**Requirements:** Scan the lines below; pull out those with "aantal".
+++ Supplied data
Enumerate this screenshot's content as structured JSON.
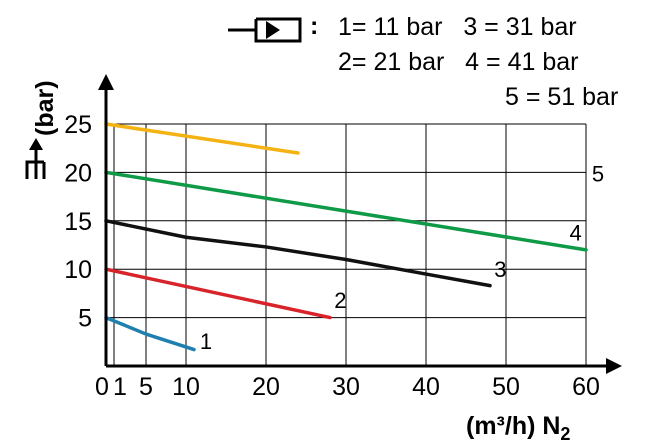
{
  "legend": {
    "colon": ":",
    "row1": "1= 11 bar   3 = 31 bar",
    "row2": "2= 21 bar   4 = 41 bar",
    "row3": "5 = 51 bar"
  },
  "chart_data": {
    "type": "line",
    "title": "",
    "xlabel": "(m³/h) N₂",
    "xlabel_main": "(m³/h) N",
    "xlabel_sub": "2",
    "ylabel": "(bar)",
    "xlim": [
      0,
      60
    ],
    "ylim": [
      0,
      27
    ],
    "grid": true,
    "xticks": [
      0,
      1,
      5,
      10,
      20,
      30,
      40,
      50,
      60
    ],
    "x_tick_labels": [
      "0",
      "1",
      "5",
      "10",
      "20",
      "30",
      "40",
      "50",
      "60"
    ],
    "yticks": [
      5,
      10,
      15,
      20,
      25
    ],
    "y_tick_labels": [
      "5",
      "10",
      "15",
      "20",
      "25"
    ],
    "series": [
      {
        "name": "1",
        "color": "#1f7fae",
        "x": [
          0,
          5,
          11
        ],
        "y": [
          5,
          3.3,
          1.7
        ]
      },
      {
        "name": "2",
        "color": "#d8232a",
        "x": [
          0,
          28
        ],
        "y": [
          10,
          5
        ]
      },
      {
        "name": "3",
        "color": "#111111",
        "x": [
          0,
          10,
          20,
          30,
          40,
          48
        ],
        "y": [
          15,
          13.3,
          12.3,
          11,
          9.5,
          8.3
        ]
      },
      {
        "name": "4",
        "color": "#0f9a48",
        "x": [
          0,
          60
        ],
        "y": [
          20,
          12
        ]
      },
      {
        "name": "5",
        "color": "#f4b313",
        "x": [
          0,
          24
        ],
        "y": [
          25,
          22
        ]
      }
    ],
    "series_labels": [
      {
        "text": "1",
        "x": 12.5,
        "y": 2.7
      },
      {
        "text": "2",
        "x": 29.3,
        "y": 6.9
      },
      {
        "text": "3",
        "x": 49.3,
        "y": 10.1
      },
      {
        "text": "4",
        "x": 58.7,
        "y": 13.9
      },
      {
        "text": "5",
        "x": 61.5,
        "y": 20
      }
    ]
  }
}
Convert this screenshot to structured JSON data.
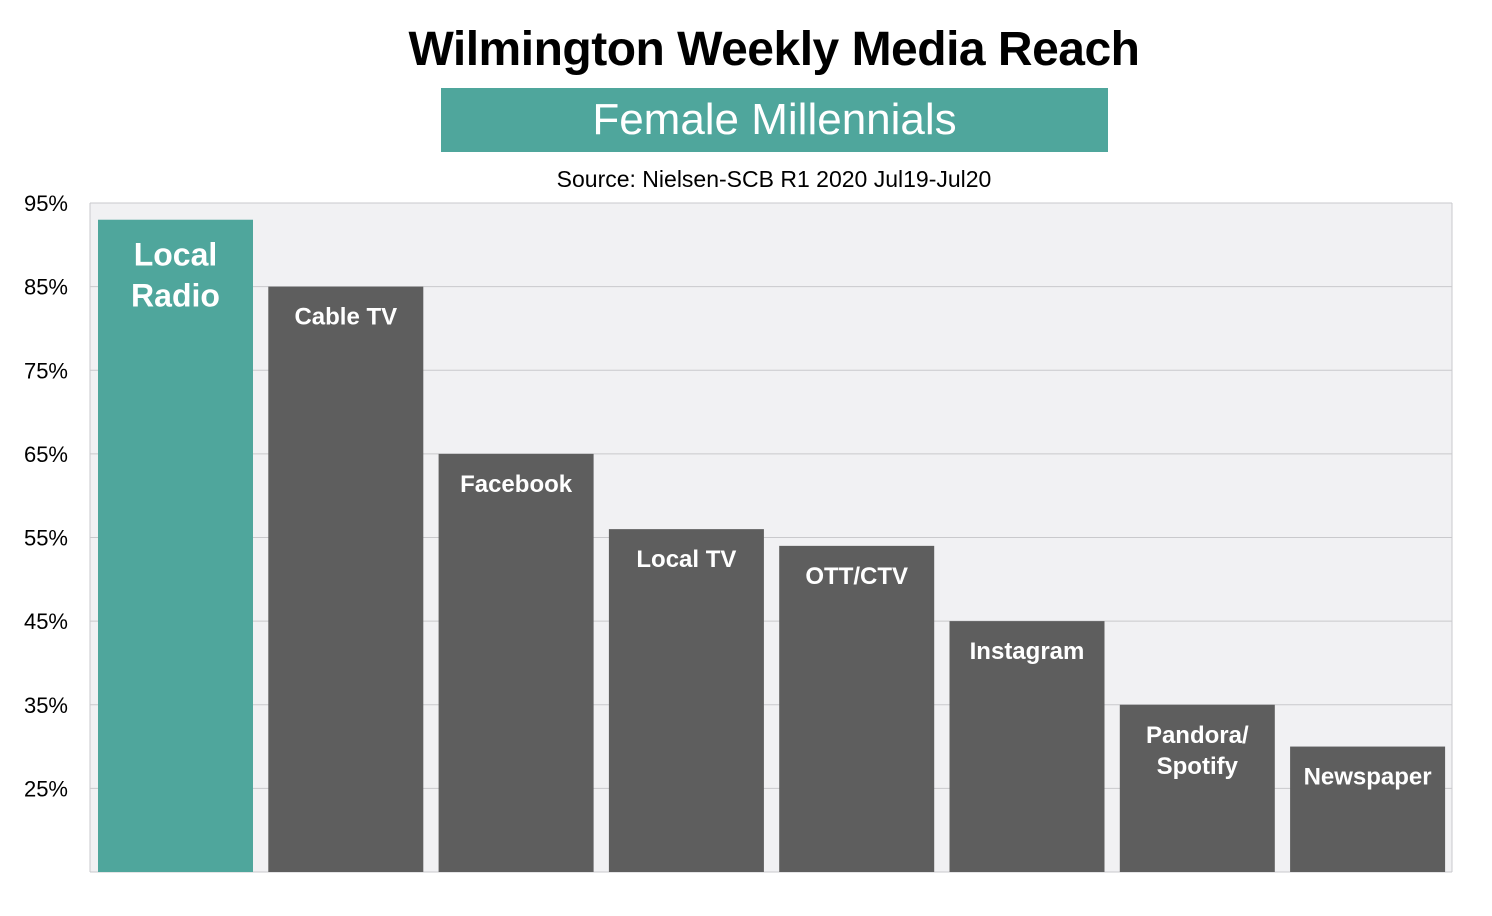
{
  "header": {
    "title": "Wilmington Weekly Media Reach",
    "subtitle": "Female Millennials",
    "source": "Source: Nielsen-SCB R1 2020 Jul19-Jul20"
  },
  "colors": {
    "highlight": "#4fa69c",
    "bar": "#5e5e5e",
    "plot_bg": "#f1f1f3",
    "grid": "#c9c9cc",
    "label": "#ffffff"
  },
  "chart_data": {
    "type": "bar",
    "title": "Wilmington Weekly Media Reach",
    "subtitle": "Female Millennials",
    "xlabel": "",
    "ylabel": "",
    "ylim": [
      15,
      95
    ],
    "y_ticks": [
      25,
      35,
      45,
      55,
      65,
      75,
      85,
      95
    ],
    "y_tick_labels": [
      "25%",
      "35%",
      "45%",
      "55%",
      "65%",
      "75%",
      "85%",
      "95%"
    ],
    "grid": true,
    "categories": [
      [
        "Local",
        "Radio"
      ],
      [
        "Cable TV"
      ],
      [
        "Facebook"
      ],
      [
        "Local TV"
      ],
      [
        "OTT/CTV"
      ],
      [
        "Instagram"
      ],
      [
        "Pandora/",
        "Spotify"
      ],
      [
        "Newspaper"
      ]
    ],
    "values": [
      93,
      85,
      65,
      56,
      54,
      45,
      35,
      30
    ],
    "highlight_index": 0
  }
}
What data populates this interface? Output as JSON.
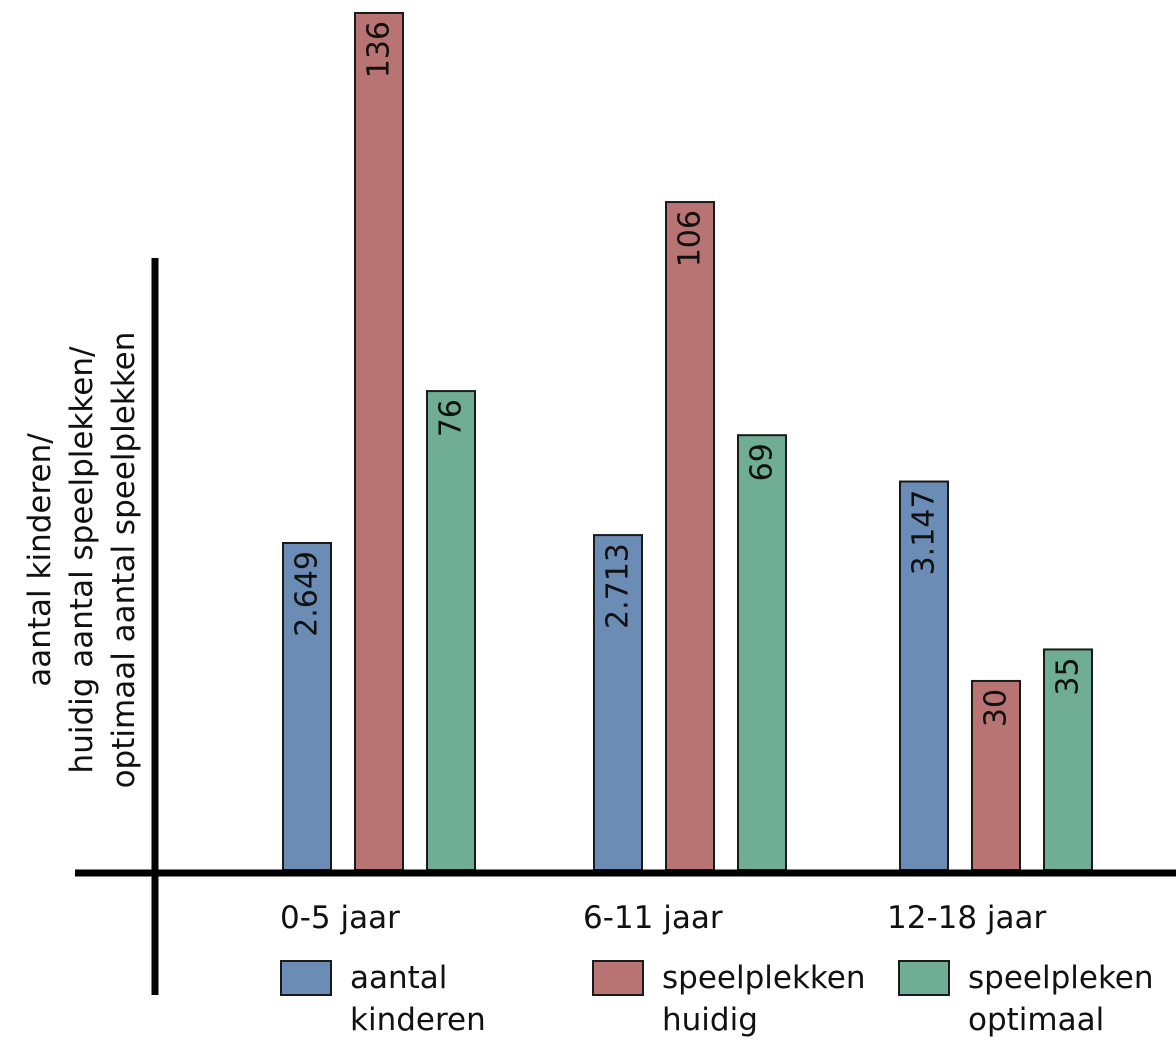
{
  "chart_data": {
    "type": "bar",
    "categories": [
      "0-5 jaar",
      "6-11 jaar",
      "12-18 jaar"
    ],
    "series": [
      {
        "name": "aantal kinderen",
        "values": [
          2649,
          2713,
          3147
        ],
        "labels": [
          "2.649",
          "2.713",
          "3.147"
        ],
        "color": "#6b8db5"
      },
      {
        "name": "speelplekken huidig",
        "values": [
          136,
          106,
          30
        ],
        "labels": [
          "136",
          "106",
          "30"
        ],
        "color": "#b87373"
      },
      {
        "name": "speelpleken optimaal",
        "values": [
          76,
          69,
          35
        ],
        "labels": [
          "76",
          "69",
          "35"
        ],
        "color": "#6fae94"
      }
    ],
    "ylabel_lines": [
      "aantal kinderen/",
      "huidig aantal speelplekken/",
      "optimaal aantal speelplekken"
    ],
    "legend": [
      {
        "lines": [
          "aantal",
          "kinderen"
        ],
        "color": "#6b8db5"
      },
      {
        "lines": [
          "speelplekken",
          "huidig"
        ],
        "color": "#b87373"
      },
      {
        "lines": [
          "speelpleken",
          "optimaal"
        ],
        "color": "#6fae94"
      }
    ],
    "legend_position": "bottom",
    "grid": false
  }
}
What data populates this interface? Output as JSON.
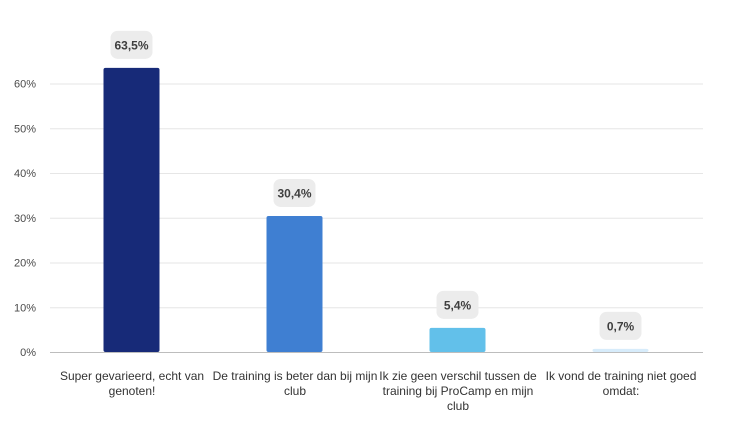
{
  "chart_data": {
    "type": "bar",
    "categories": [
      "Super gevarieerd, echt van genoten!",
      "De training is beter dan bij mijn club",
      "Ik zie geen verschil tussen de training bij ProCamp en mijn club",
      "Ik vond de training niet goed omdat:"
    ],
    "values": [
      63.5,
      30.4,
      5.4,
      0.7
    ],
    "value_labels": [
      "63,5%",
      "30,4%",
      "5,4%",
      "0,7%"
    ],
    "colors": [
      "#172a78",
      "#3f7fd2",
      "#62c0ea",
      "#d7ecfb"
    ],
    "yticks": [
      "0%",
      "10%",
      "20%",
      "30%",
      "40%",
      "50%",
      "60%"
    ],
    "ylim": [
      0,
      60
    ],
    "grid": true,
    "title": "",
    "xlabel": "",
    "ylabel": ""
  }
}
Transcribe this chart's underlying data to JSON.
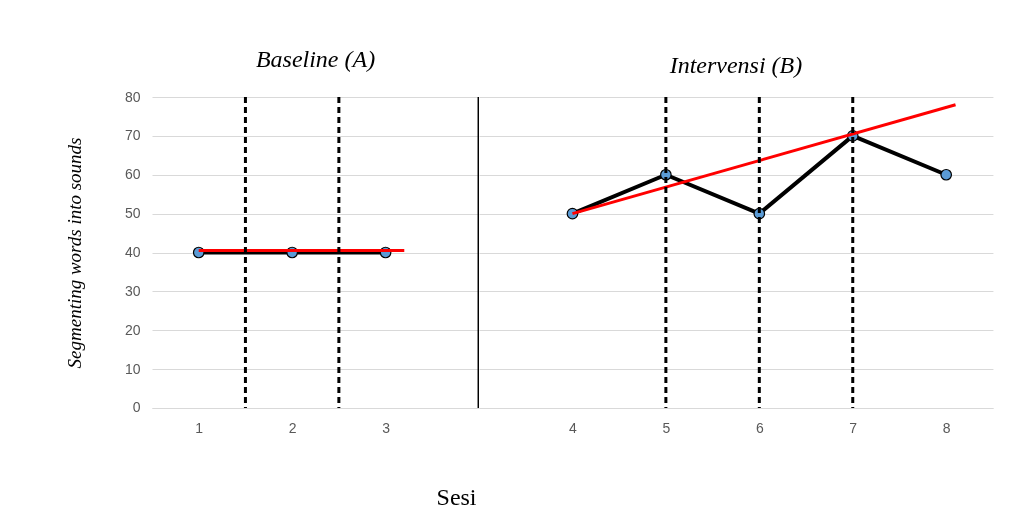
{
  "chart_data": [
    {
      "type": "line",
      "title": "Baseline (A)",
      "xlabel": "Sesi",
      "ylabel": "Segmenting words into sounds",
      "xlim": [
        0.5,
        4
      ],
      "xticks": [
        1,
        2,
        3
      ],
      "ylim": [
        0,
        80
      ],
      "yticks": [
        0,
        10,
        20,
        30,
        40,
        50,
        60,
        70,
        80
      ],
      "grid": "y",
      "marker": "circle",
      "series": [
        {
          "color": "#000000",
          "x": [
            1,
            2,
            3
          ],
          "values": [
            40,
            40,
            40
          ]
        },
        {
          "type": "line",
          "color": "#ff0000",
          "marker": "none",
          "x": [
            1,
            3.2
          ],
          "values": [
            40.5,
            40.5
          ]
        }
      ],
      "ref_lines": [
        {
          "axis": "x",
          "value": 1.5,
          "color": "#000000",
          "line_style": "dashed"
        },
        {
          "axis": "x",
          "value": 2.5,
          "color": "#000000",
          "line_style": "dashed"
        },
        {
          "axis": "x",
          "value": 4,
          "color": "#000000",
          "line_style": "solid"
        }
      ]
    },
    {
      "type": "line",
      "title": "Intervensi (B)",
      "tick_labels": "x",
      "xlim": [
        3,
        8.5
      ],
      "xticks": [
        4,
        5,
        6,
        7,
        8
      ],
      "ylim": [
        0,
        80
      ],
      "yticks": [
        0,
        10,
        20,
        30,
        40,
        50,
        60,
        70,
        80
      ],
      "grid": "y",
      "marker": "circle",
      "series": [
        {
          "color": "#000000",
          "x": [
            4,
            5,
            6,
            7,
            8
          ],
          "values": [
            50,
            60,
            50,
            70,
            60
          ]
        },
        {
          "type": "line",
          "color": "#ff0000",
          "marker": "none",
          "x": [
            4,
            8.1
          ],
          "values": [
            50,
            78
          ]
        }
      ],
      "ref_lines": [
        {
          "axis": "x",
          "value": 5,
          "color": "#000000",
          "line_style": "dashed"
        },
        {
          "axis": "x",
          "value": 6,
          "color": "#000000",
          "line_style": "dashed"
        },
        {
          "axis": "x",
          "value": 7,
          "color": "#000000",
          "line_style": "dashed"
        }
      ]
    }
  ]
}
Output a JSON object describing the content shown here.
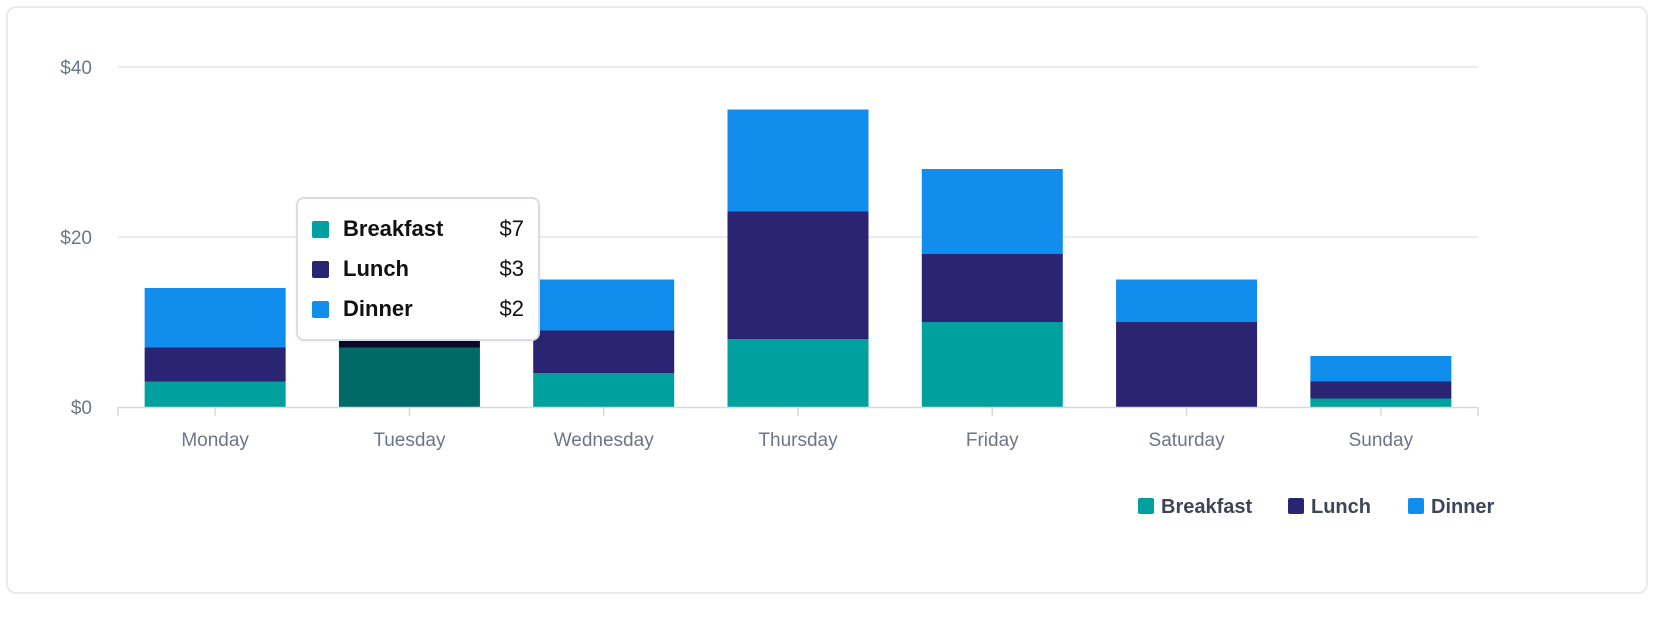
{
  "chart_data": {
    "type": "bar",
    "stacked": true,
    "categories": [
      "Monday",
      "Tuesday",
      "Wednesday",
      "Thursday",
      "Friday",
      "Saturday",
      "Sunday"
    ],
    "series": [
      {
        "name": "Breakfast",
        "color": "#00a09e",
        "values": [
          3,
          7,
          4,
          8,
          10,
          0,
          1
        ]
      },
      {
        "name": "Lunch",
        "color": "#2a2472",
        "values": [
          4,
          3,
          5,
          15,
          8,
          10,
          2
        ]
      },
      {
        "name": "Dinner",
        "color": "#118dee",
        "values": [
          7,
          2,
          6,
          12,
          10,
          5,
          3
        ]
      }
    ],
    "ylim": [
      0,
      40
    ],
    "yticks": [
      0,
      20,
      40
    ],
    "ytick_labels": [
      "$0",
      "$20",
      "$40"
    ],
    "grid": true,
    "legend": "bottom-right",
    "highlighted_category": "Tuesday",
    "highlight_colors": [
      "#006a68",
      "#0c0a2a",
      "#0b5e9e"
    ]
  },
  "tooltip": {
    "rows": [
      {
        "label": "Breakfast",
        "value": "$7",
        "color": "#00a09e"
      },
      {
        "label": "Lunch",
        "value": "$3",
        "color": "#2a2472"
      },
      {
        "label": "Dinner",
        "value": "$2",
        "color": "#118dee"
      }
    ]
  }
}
++++++
**Problem solution:**
        "name": "aantal kinderen",
      "aantal kinderen/",
      "huidig aantal speelplekken/",
      "optimaal aantal speelplekken"
          "aantal",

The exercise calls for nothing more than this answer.